* Your instructions: Quote every line as written. Omit pictures.

* Given data:
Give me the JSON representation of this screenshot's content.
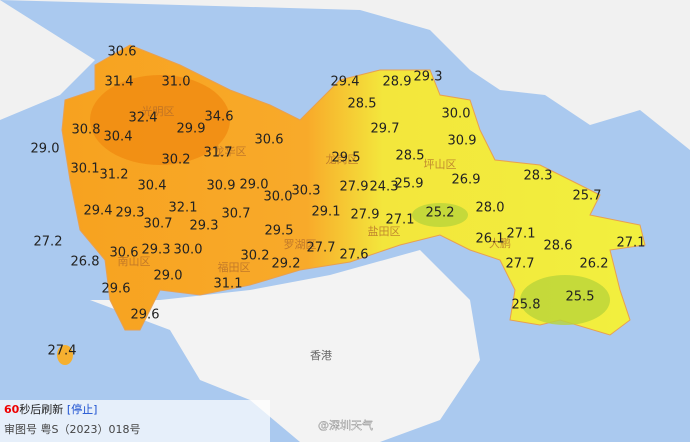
{
  "temps": [
    "30.6",
    "31.4",
    "31.0",
    "29.4",
    "28.9",
    "29.3",
    "32.4",
    "34.6",
    "28.5",
    "30.0",
    "30.8",
    "30.4",
    "29.9",
    "29.7",
    "30.9",
    "29.0",
    "30.6",
    "30.2",
    "31.7",
    "29.5",
    "28.5",
    "30.1",
    "31.2",
    "30.4",
    "30.9",
    "29.0",
    "27.9",
    "24.3",
    "25.9",
    "26.9",
    "28.3",
    "30.0",
    "30.3",
    "25.7",
    "29.4",
    "29.3",
    "32.1",
    "30.7",
    "29.1",
    "27.9",
    "27.1",
    "25.2",
    "28.0",
    "30.7",
    "29.3",
    "29.5",
    "27.2",
    "27.1",
    "26.1",
    "27.1",
    "30.6",
    "29.3",
    "30.0",
    "30.2",
    "27.7",
    "27.6",
    "28.6",
    "26.8",
    "29.2",
    "27.7",
    "26.2",
    "29.0",
    "31.1",
    "29.6",
    "25.5",
    "25.8",
    "29.6",
    "27.4"
  ],
  "districts": [
    "光明区",
    "龙华区",
    "龙岗区",
    "坪山区",
    "罗湖区",
    "盐田区",
    "大鹏",
    "南山区",
    "福田区"
  ],
  "hk": "香港",
  "footer": {
    "countdown": "60",
    "refresh": "秒后刷新",
    "stop": "[停止]",
    "license": "审图号 粤S（2023）018号"
  },
  "watermark": "@深圳天气"
}
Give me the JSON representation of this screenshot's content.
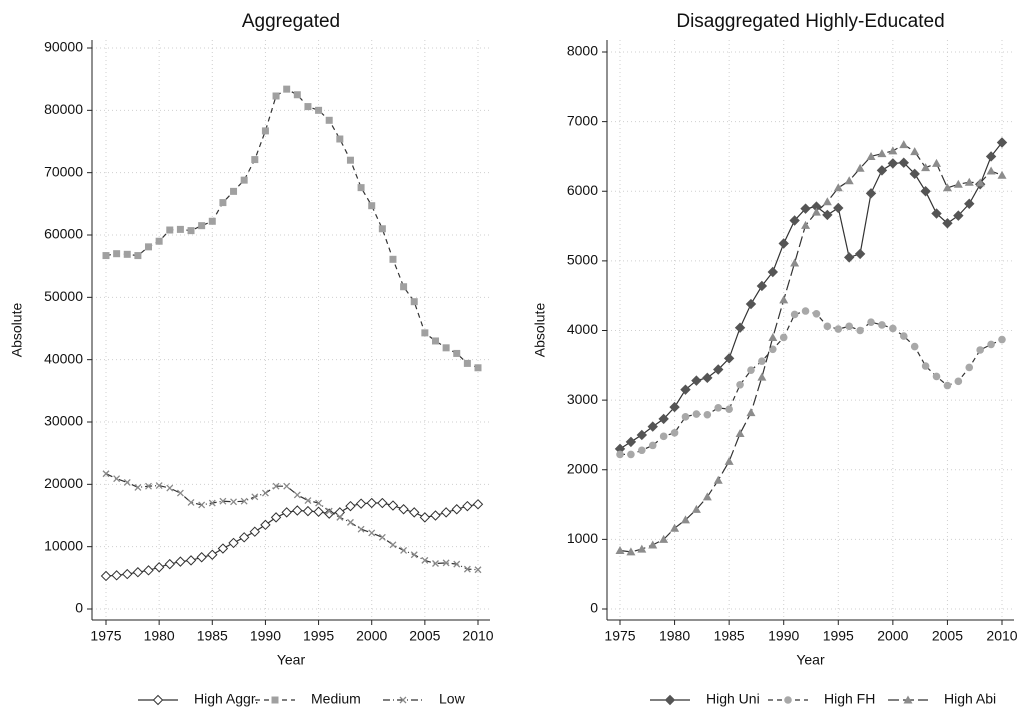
{
  "chart_data": [
    {
      "type": "line",
      "title": "Aggregated",
      "xlabel": "Year",
      "ylabel": "Absolute",
      "x": [
        1975,
        1976,
        1977,
        1978,
        1979,
        1980,
        1981,
        1982,
        1983,
        1984,
        1985,
        1986,
        1987,
        1988,
        1989,
        1990,
        1991,
        1992,
        1993,
        1994,
        1995,
        1996,
        1997,
        1998,
        1999,
        2000,
        2001,
        2002,
        2003,
        2004,
        2005,
        2006,
        2007,
        2008,
        2009,
        2010
      ],
      "xlim": [
        1975,
        2010
      ],
      "xticks": [
        1975,
        1980,
        1985,
        1990,
        1995,
        2000,
        2005,
        2010
      ],
      "ylim": [
        0,
        90000
      ],
      "yticks": [
        0,
        10000,
        20000,
        30000,
        40000,
        50000,
        60000,
        70000,
        80000,
        90000
      ],
      "grid": true,
      "legend": "bottom",
      "series": [
        {
          "name": "High Aggr.",
          "color": "#ffffff",
          "marker": "hollow-diamond",
          "line_style": "solid",
          "values": [
            5300,
            5400,
            5600,
            5900,
            6200,
            6700,
            7200,
            7600,
            7800,
            8300,
            8700,
            9700,
            10600,
            11500,
            12400,
            13500,
            14700,
            15500,
            15800,
            15700,
            15600,
            15300,
            15500,
            16500,
            16900,
            17000,
            17000,
            16600,
            16000,
            15500,
            14700,
            15000,
            15500,
            16000,
            16500,
            16800
          ]
        },
        {
          "name": "Medium",
          "color": "#a0a0a0",
          "marker": "square",
          "line_style": "dash",
          "values": [
            56700,
            57000,
            56900,
            56700,
            58100,
            59000,
            60800,
            60900,
            60700,
            61500,
            62200,
            65200,
            67000,
            68800,
            72100,
            76700,
            82300,
            83400,
            82500,
            80600,
            80000,
            78400,
            75400,
            72000,
            67600,
            64700,
            61000,
            56100,
            51700,
            49300,
            44300,
            43000,
            41900,
            41000,
            39400,
            38700
          ]
        },
        {
          "name": "Low",
          "color": "#888888",
          "marker": "x",
          "line_style": "dash-dot",
          "values": [
            21700,
            20900,
            20300,
            19500,
            19700,
            19800,
            19400,
            18600,
            17100,
            16700,
            17000,
            17300,
            17200,
            17300,
            18000,
            18600,
            19700,
            19700,
            18300,
            17400,
            17000,
            15700,
            14700,
            13900,
            12800,
            12200,
            11500,
            10300,
            9400,
            8700,
            7800,
            7300,
            7400,
            7200,
            6400,
            6300
          ]
        }
      ]
    },
    {
      "type": "line",
      "title": "Disaggregated Highly-Educated",
      "xlabel": "Year",
      "ylabel": "Absolute",
      "x": [
        1975,
        1976,
        1977,
        1978,
        1979,
        1980,
        1981,
        1982,
        1983,
        1984,
        1985,
        1986,
        1987,
        1988,
        1989,
        1990,
        1991,
        1992,
        1993,
        1994,
        1995,
        1996,
        1997,
        1998,
        1999,
        2000,
        2001,
        2002,
        2003,
        2004,
        2005,
        2006,
        2007,
        2008,
        2009,
        2010
      ],
      "xlim": [
        1975,
        2010
      ],
      "xticks": [
        1975,
        1980,
        1985,
        1990,
        1995,
        2000,
        2005,
        2010
      ],
      "ylim": [
        0,
        8000
      ],
      "yticks": [
        0,
        1000,
        2000,
        3000,
        4000,
        5000,
        6000,
        7000,
        8000
      ],
      "grid": true,
      "legend": "bottom",
      "series": [
        {
          "name": "High Uni",
          "color": "#555555",
          "marker": "diamond",
          "line_style": "solid",
          "values": [
            2300,
            2400,
            2500,
            2620,
            2730,
            2900,
            3150,
            3280,
            3320,
            3440,
            3600,
            4040,
            4380,
            4640,
            4840,
            5250,
            5580,
            5750,
            5780,
            5660,
            5760,
            5050,
            5100,
            5970,
            6300,
            6400,
            6410,
            6250,
            6000,
            5680,
            5540,
            5650,
            5820,
            6100,
            6500,
            6700
          ]
        },
        {
          "name": "High FH",
          "color": "#a8a8a8",
          "marker": "circle",
          "line_style": "dash",
          "values": [
            2220,
            2220,
            2280,
            2350,
            2480,
            2530,
            2760,
            2800,
            2790,
            2890,
            2870,
            3220,
            3430,
            3560,
            3730,
            3900,
            4230,
            4280,
            4240,
            4060,
            4020,
            4060,
            4000,
            4120,
            4080,
            4030,
            3920,
            3770,
            3490,
            3340,
            3210,
            3270,
            3470,
            3720,
            3800,
            3870
          ]
        },
        {
          "name": "High Abi",
          "color": "#8c8c8c",
          "marker": "triangle",
          "line_style": "long-dash",
          "values": [
            840,
            820,
            860,
            920,
            1000,
            1160,
            1280,
            1430,
            1610,
            1850,
            2120,
            2520,
            2820,
            3330,
            3900,
            4440,
            4970,
            5510,
            5700,
            5850,
            6050,
            6150,
            6330,
            6500,
            6540,
            6580,
            6670,
            6570,
            6340,
            6400,
            6050,
            6100,
            6130,
            6120,
            6290,
            6230
          ]
        }
      ]
    }
  ]
}
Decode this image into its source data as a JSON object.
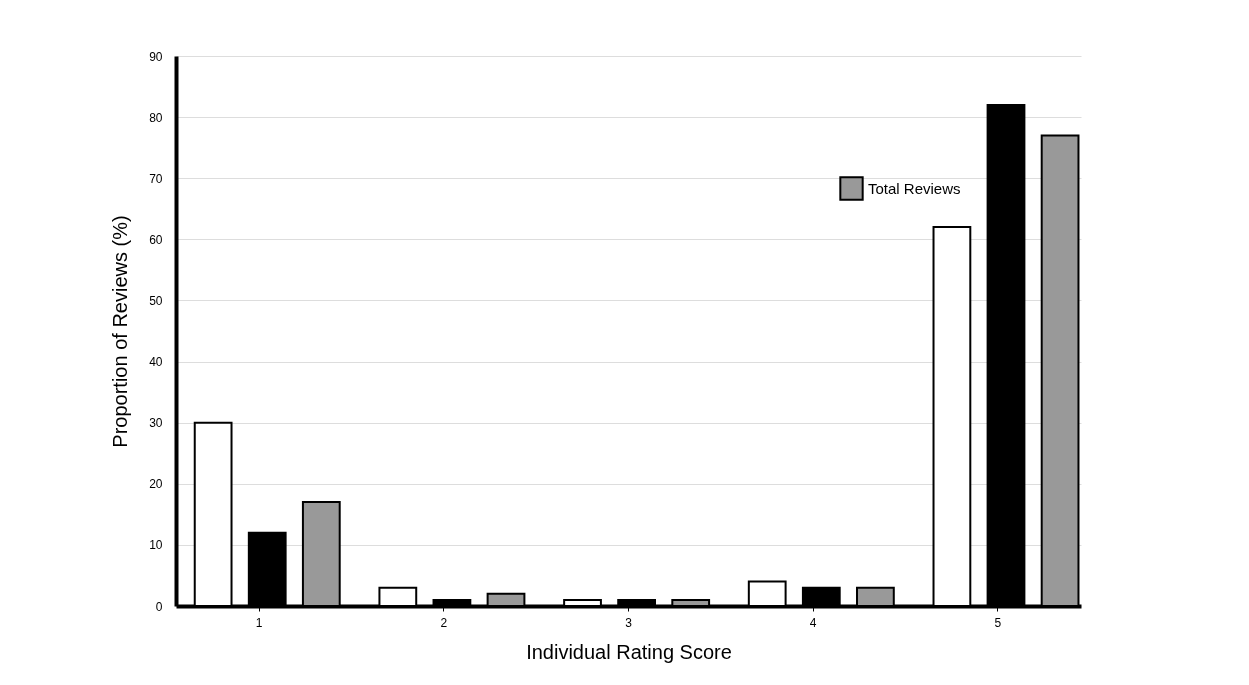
{
  "chart_data": {
    "type": "bar",
    "xlabel": "Individual Rating Score",
    "ylabel": "Proportion of Reviews (%)",
    "categories": [
      "1",
      "2",
      "3",
      "4",
      "5"
    ],
    "series": [
      {
        "color": "#ffffff",
        "values": [
          30,
          3,
          1,
          4,
          62
        ]
      },
      {
        "color": "#000000",
        "values": [
          12,
          1,
          1,
          3,
          82
        ]
      },
      {
        "name": "Total Reviews",
        "color": "#999999",
        "values": [
          17,
          2,
          1,
          3,
          77
        ]
      }
    ],
    "ylim": [
      0,
      90
    ],
    "yticks": [
      0,
      10,
      20,
      30,
      40,
      50,
      60,
      70,
      80,
      90
    ],
    "grid": "y",
    "legend": "top right"
  }
}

* Full answer:
Give me the JSON representation of this screenshot's content.
{
  "temps": [
    "30.6",
    "31.4",
    "31.0",
    "29.4",
    "28.9",
    "29.3",
    "32.4",
    "34.6",
    "28.5",
    "30.0",
    "30.8",
    "30.4",
    "29.9",
    "29.7",
    "30.9",
    "29.0",
    "30.6",
    "30.2",
    "31.7",
    "29.5",
    "28.5",
    "30.1",
    "31.2",
    "30.4",
    "30.9",
    "29.0",
    "27.9",
    "24.3",
    "25.9",
    "26.9",
    "28.3",
    "30.0",
    "30.3",
    "25.7",
    "29.4",
    "29.3",
    "32.1",
    "30.7",
    "29.1",
    "27.9",
    "27.1",
    "25.2",
    "28.0",
    "30.7",
    "29.3",
    "29.5",
    "27.2",
    "27.1",
    "26.1",
    "27.1",
    "30.6",
    "29.3",
    "30.0",
    "30.2",
    "27.7",
    "27.6",
    "28.6",
    "26.8",
    "29.2",
    "27.7",
    "26.2",
    "29.0",
    "31.1",
    "29.6",
    "25.5",
    "25.8",
    "29.6",
    "27.4"
  ],
  "districts": [
    "光明区",
    "龙华区",
    "龙岗区",
    "坪山区",
    "罗湖区",
    "盐田区",
    "大鹏",
    "南山区",
    "福田区"
  ],
  "hk": "香港",
  "footer": {
    "countdown": "60",
    "refresh": "秒后刷新",
    "stop": "[停止]",
    "license": "审图号 粤S（2023）018号"
  },
  "watermark": "@深圳天气"
}
Give me the JSON representation of this screenshot's content.
{
  "chart_data": [
    {
      "type": "line",
      "title": "Aggregated",
      "xlabel": "Year",
      "ylabel": "Absolute",
      "x": [
        1975,
        1976,
        1977,
        1978,
        1979,
        1980,
        1981,
        1982,
        1983,
        1984,
        1985,
        1986,
        1987,
        1988,
        1989,
        1990,
        1991,
        1992,
        1993,
        1994,
        1995,
        1996,
        1997,
        1998,
        1999,
        2000,
        2001,
        2002,
        2003,
        2004,
        2005,
        2006,
        2007,
        2008,
        2009,
        2010
      ],
      "xlim": [
        1975,
        2010
      ],
      "xticks": [
        1975,
        1980,
        1985,
        1990,
        1995,
        2000,
        2005,
        2010
      ],
      "ylim": [
        0,
        90000
      ],
      "yticks": [
        0,
        10000,
        20000,
        30000,
        40000,
        50000,
        60000,
        70000,
        80000,
        90000
      ],
      "grid": true,
      "legend": "bottom",
      "series": [
        {
          "name": "High Aggr.",
          "color": "#ffffff",
          "marker": "hollow-diamond",
          "line_style": "solid",
          "values": [
            5300,
            5400,
            5600,
            5900,
            6200,
            6700,
            7200,
            7600,
            7800,
            8300,
            8700,
            9700,
            10600,
            11500,
            12400,
            13500,
            14700,
            15500,
            15800,
            15700,
            15600,
            15300,
            15500,
            16500,
            16900,
            17000,
            17000,
            16600,
            16000,
            15500,
            14700,
            15000,
            15500,
            16000,
            16500,
            16800
          ]
        },
        {
          "name": "Medium",
          "color": "#a0a0a0",
          "marker": "square",
          "line_style": "dash",
          "values": [
            56700,
            57000,
            56900,
            56700,
            58100,
            59000,
            60800,
            60900,
            60700,
            61500,
            62200,
            65200,
            67000,
            68800,
            72100,
            76700,
            82300,
            83400,
            82500,
            80600,
            80000,
            78400,
            75400,
            72000,
            67600,
            64700,
            61000,
            56100,
            51700,
            49300,
            44300,
            43000,
            41900,
            41000,
            39400,
            38700
          ]
        },
        {
          "name": "Low",
          "color": "#888888",
          "marker": "x",
          "line_style": "dash-dot",
          "values": [
            21700,
            20900,
            20300,
            19500,
            19700,
            19800,
            19400,
            18600,
            17100,
            16700,
            17000,
            17300,
            17200,
            17300,
            18000,
            18600,
            19700,
            19700,
            18300,
            17400,
            17000,
            15700,
            14700,
            13900,
            12800,
            12200,
            11500,
            10300,
            9400,
            8700,
            7800,
            7300,
            7400,
            7200,
            6400,
            6300
          ]
        }
      ]
    },
    {
      "type": "line",
      "title": "Disaggregated Highly-Educated",
      "xlabel": "Year",
      "ylabel": "Absolute",
      "x": [
        1975,
        1976,
        1977,
        1978,
        1979,
        1980,
        1981,
        1982,
        1983,
        1984,
        1985,
        1986,
        1987,
        1988,
        1989,
        1990,
        1991,
        1992,
        1993,
        1994,
        1995,
        1996,
        1997,
        1998,
        1999,
        2000,
        2001,
        2002,
        2003,
        2004,
        2005,
        2006,
        2007,
        2008,
        2009,
        2010
      ],
      "xlim": [
        1975,
        2010
      ],
      "xticks": [
        1975,
        1980,
        1985,
        1990,
        1995,
        2000,
        2005,
        2010
      ],
      "ylim": [
        0,
        8000
      ],
      "yticks": [
        0,
        1000,
        2000,
        3000,
        4000,
        5000,
        6000,
        7000,
        8000
      ],
      "grid": true,
      "legend": "bottom",
      "series": [
        {
          "name": "High Uni",
          "color": "#555555",
          "marker": "diamond",
          "line_style": "solid",
          "values": [
            2300,
            2400,
            2500,
            2620,
            2730,
            2900,
            3150,
            3280,
            3320,
            3440,
            3600,
            4040,
            4380,
            4640,
            4840,
            5250,
            5580,
            5750,
            5780,
            5660,
            5760,
            5050,
            5100,
            5970,
            6300,
            6400,
            6410,
            6250,
            6000,
            5680,
            5540,
            5650,
            5820,
            6100,
            6500,
            6700
          ]
        },
        {
          "name": "High FH",
          "color": "#a8a8a8",
          "marker": "circle",
          "line_style": "dash",
          "values": [
            2220,
            2220,
            2280,
            2350,
            2480,
            2530,
            2760,
            2800,
            2790,
            2890,
            2870,
            3220,
            3430,
            3560,
            3730,
            3900,
            4230,
            4280,
            4240,
            4060,
            4020,
            4060,
            4000,
            4120,
            4080,
            4030,
            3920,
            3770,
            3490,
            3340,
            3210,
            3270,
            3470,
            3720,
            3800,
            3870
          ]
        },
        {
          "name": "High Abi",
          "color": "#8c8c8c",
          "marker": "triangle",
          "line_style": "long-dash",
          "values": [
            840,
            820,
            860,
            920,
            1000,
            1160,
            1280,
            1430,
            1610,
            1850,
            2120,
            2520,
            2820,
            3330,
            3900,
            4440,
            4970,
            5510,
            5700,
            5850,
            6050,
            6150,
            6330,
            6500,
            6540,
            6580,
            6670,
            6570,
            6340,
            6400,
            6050,
            6100,
            6130,
            6120,
            6290,
            6230
          ]
        }
      ]
    }
  ]
}
Decode this image into its source data as a JSON object.
{
  "chart_data": {
    "type": "bar",
    "xlabel": "Individual Rating Score",
    "ylabel": "Proportion of Reviews (%)",
    "categories": [
      "1",
      "2",
      "3",
      "4",
      "5"
    ],
    "series": [
      {
        "color": "#ffffff",
        "values": [
          30,
          3,
          1,
          4,
          62
        ]
      },
      {
        "color": "#000000",
        "values": [
          12,
          1,
          1,
          3,
          82
        ]
      },
      {
        "name": "Total Reviews",
        "color": "#999999",
        "values": [
          17,
          2,
          1,
          3,
          77
        ]
      }
    ],
    "ylim": [
      0,
      90
    ],
    "yticks": [
      0,
      10,
      20,
      30,
      40,
      50,
      60,
      70,
      80,
      90
    ],
    "grid": "y",
    "legend": "top right"
  }
}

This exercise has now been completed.